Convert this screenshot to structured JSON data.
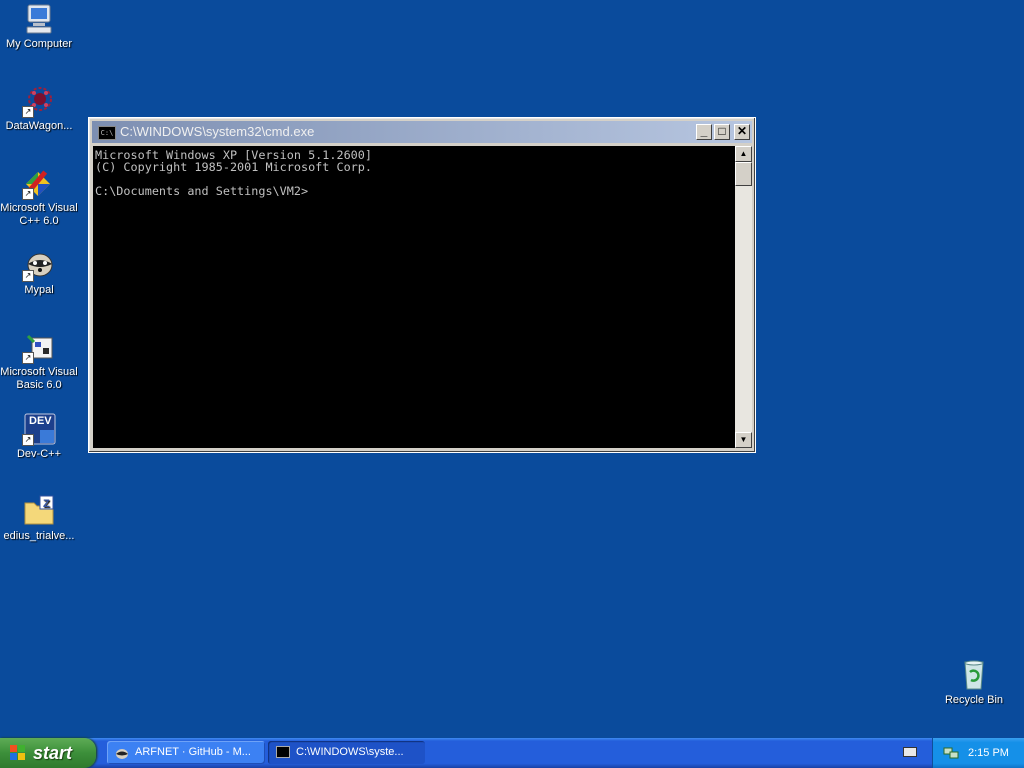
{
  "desktop": {
    "icons": [
      {
        "label": "My Computer",
        "icon": "my-computer-icon"
      },
      {
        "label": "DataWagon...",
        "icon": "datawagon-icon"
      },
      {
        "label": "Microsoft Visual C++ 6.0",
        "icon": "visual-cpp-icon"
      },
      {
        "label": "Mypal",
        "icon": "mypal-icon"
      },
      {
        "label": "Microsoft Visual Basic 6.0",
        "icon": "visual-basic-icon"
      },
      {
        "label": "Dev-C++",
        "icon": "dev-cpp-icon"
      },
      {
        "label": "edius_trialve...",
        "icon": "zip-folder-icon"
      },
      {
        "label": "Recycle Bin",
        "icon": "recycle-bin-icon"
      }
    ],
    "dev_icon_text": "DEV"
  },
  "cmd": {
    "title": "C:\\WINDOWS\\system32\\cmd.exe",
    "title_icon_text": "C:\\",
    "lines": [
      "Microsoft Windows XP [Version 5.1.2600]",
      "(C) Copyright 1985-2001 Microsoft Corp.",
      "",
      "C:\\Documents and Settings\\VM2>"
    ],
    "buttons": {
      "minimize": "_",
      "maximize": "□",
      "close": "✕"
    }
  },
  "taskbar": {
    "start_label": "start",
    "tasks": [
      {
        "label": "ARFNET · GitHub - M...",
        "icon": "browser-icon",
        "active": false
      },
      {
        "label": "C:\\WINDOWS\\syste...",
        "icon": "cmd-icon",
        "active": true
      }
    ],
    "clock": "2:15 PM",
    "colors": {
      "taskbar": "#245edb",
      "start": "#3c8f3a",
      "tray": "#1590e8",
      "desktop": "#0a4b9c"
    }
  }
}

[Problem details] Scan the listing above. Collect all lines with the word "Microsoft".

[Exercise answer]
        "label": "Microsoft Visual C++ 6.0",
        "label": "Microsoft Visual Basic 6.0",
      "Microsoft Windows XP [Version 5.1.2600]",
      "(C) Copyright 1985-2001 Microsoft Corp.",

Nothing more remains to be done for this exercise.